## CHALLENGE
Go through the entries below, tally each line with the string "title", and give the final number by itself.

## RECORD LIST
____
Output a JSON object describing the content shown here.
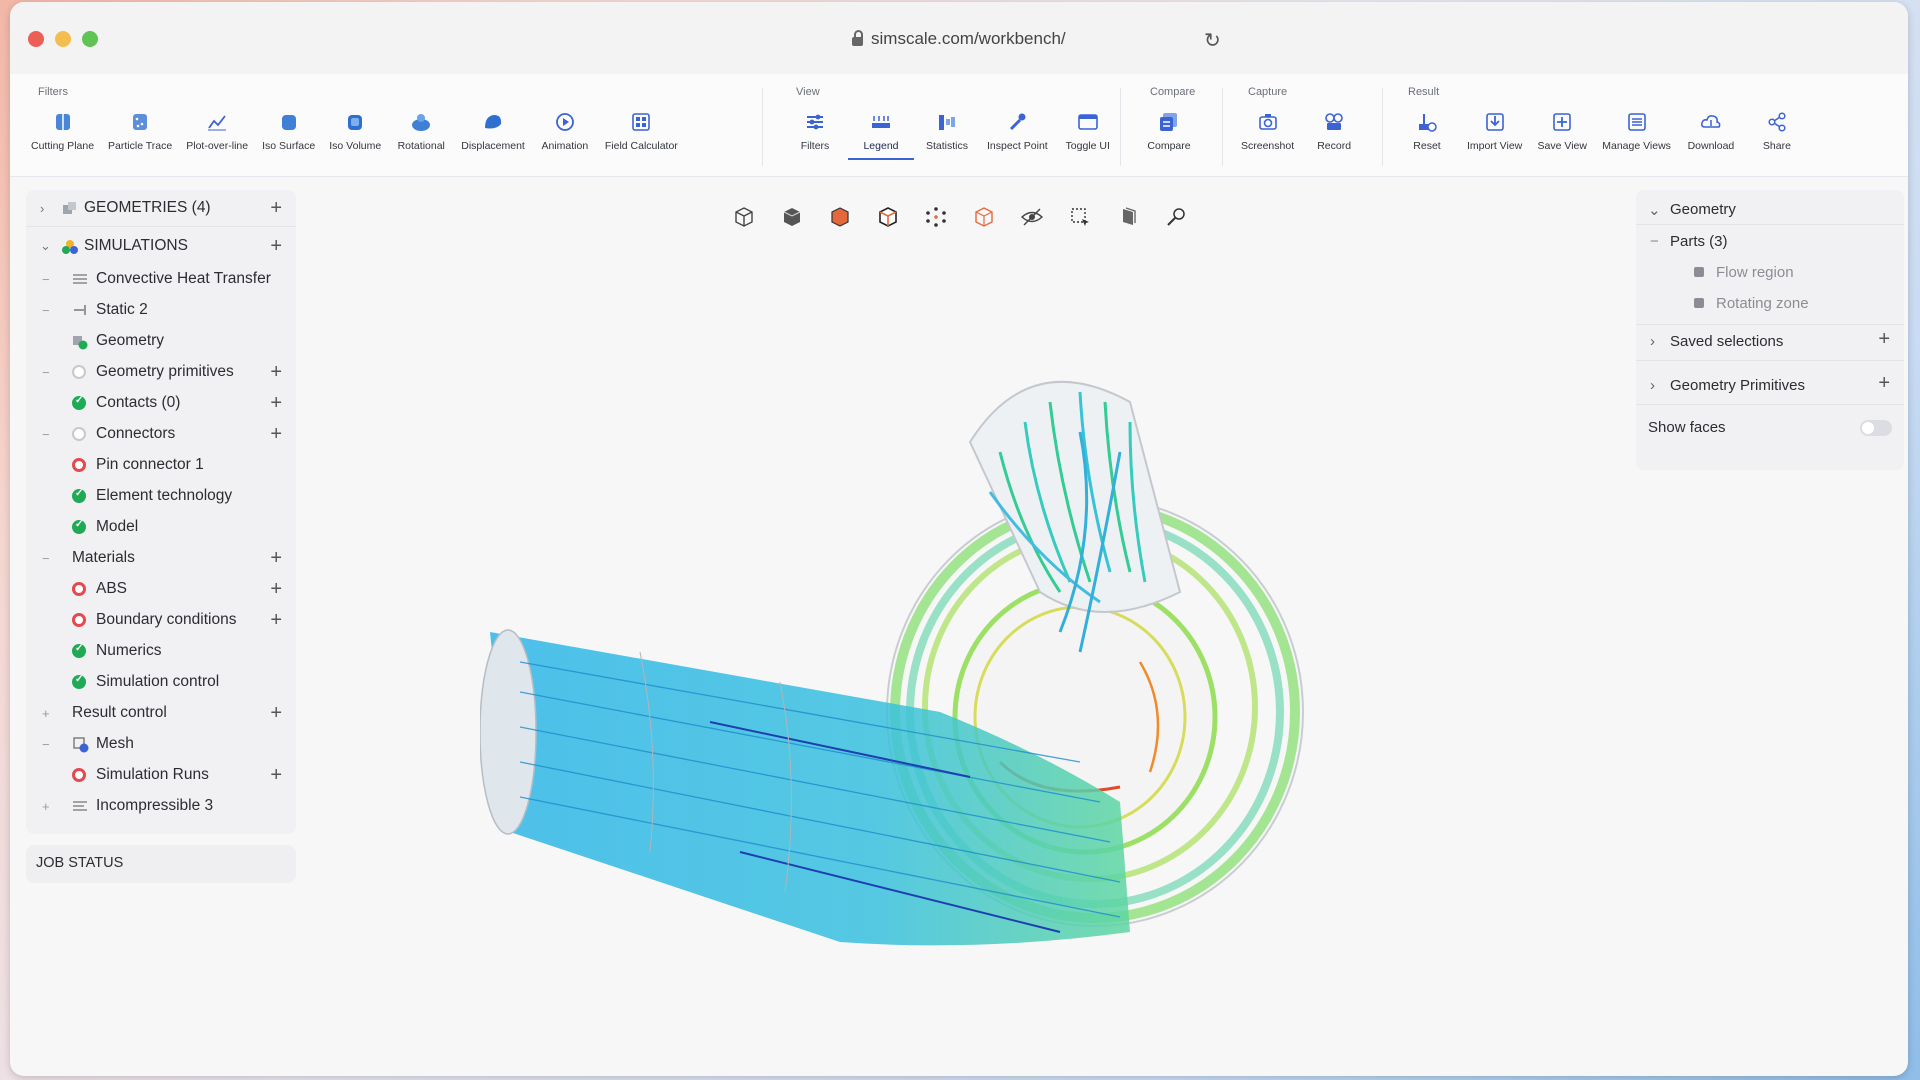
{
  "browser": {
    "url": "simscale.com/workbench/"
  },
  "toolbar": {
    "groups": [
      {
        "title": "Filters",
        "tools": [
          "Cutting Plane",
          "Particle Trace",
          "Plot-over-line",
          "Iso Surface",
          "Iso Volume",
          "Rotational",
          "Displacement",
          "Animation",
          "Field Calculator"
        ]
      },
      {
        "title": "View",
        "tools": [
          "Filters",
          "Legend",
          "Statistics",
          "Inspect Point",
          "Toggle UI"
        ]
      },
      {
        "title": "Compare",
        "tools": [
          "Compare"
        ]
      },
      {
        "title": "Capture",
        "tools": [
          "Screenshot",
          "Record"
        ]
      },
      {
        "title": "Result",
        "tools": [
          "Reset",
          "Import View",
          "Save View",
          "Manage Views",
          "Download",
          "Share"
        ]
      }
    ],
    "active_tool": "Legend"
  },
  "tree": {
    "geometries": "GEOMETRIES (4)",
    "simulations": "SIMULATIONS",
    "items": [
      "Convective Heat Transfer",
      "Static 2",
      "Geometry",
      "Geometry primitives",
      "Contacts (0)",
      "Connectors",
      "Pin connector 1",
      "Element technology",
      "Model",
      "Materials",
      "ABS",
      "Boundary conditions",
      "Numerics",
      "Simulation control",
      "Result control",
      "Mesh",
      "Simulation Runs",
      "Incompressible 3"
    ]
  },
  "job_status": "JOB STATUS",
  "right_panel": {
    "geometry": "Geometry",
    "parts": "Parts (3)",
    "flow_region": "Flow region",
    "rotating_zone": "Rotating zone",
    "saved_selections": "Saved selections",
    "geometry_primitives": "Geometry Primitives",
    "show_faces": "Show faces"
  },
  "colors": {
    "accent": "#3b63d3",
    "ok": "#1faa55",
    "error": "#e5484d"
  }
}
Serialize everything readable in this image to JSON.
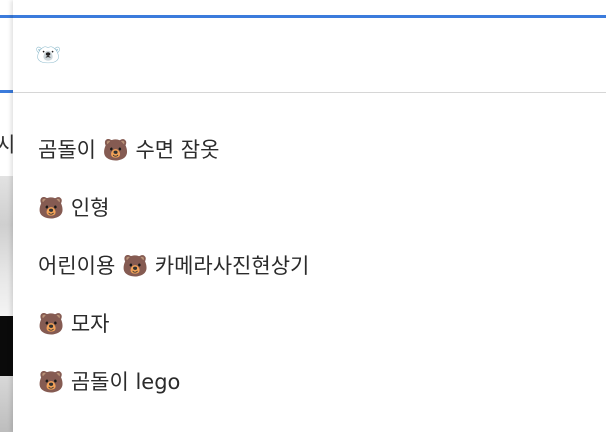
{
  "background": {
    "partial_char": "시"
  },
  "search": {
    "value": "🐻‍❄️"
  },
  "suggestions": [
    {
      "text": "곰돌이 🐻 수면 잠옷"
    },
    {
      "text": "🐻 인형"
    },
    {
      "text": "어린이용 🐻 카메라사진현상기"
    },
    {
      "text": "🐻 모자"
    },
    {
      "text": "🐻 곰돌이 lego"
    }
  ],
  "colors": {
    "accent": "#3b7bdc",
    "divider": "#d6d6d6",
    "text": "#2b2b2b"
  }
}
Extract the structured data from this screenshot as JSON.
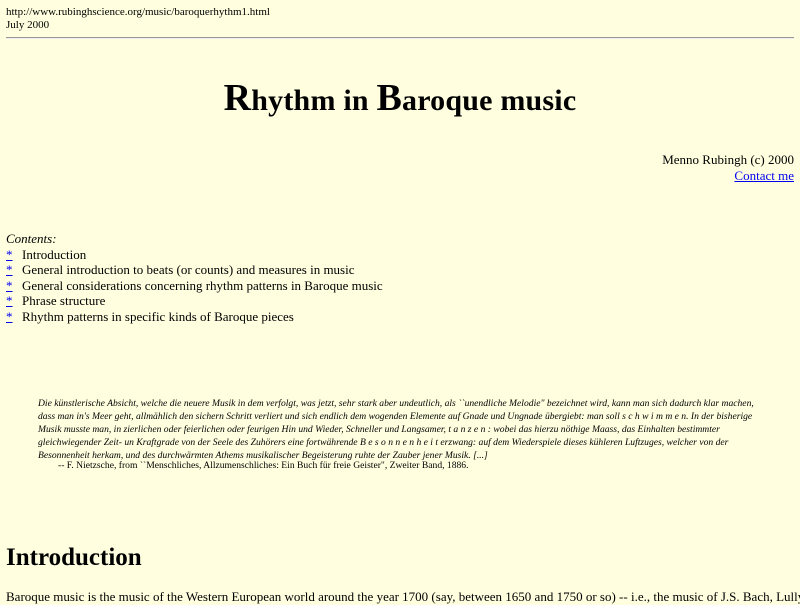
{
  "header": {
    "url": "http://www.rubinghscience.org/music/baroquerhythm1.html",
    "date": "July 2000"
  },
  "title": {
    "r_cap": "R",
    "r_rest": "hythm in ",
    "b_cap": "B",
    "b_rest": "aroque music"
  },
  "author": {
    "credit": "Menno Rubingh (c) 2000",
    "contact_link": "Contact me"
  },
  "contents": {
    "heading": "Contents:",
    "marker": "*",
    "items": [
      "Introduction",
      "General introduction to beats (or counts) and measures in music",
      "General considerations concerning rhythm patterns in Baroque music",
      "Phrase structure",
      "Rhythm patterns in specific kinds of Baroque pieces"
    ]
  },
  "quote": {
    "text": "Die künstlerische Absicht, welche die neuere Musik in dem verfolgt, was jetzt, sehr stark aber undeutlich, als ``unendliche Melodie\" bezeichnet wird, kann man sich dadurch klar machen, dass man in's Meer geht, allmählich den sichern Schritt verliert und sich endlich dem wogenden Elemente auf Gnade und Ungnade übergiebt: man soll s c h w i m m e n.  In der bisherige Musik musste man, in zierlichen oder feierlichen oder feurigen Hin und Wieder, Schneller und Langsamer, t a n z e n : wobei das hierzu nöthige Maass, das Einhalten bestimmter gleichwiegender Zeit- un Kraftgrade von der Seele des Zuhörers eine fortwährende B e s o n n e n h e i t  erzwang: auf dem Wiederspiele dieses kühleren Luftzuges, welcher von der Besonnenheit herkam, und des durchwärmten Athems musikalischer Begeisterung ruhte der Zauber jener Musik. [...]",
    "attribution": "-- F. Nietzsche, from ``Menschliches, Allzumenschliches: Ein Buch für freie Geister\", Zweiter Band, 1886."
  },
  "intro": {
    "heading": "Introduction",
    "text": "Baroque music is the music of the Western European world around the year 1700 (say, between 1650 and 1750 or so) -- i.e., the music of J.S. Bach, Lully,"
  }
}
____
## COMPLETED EXERCISE
6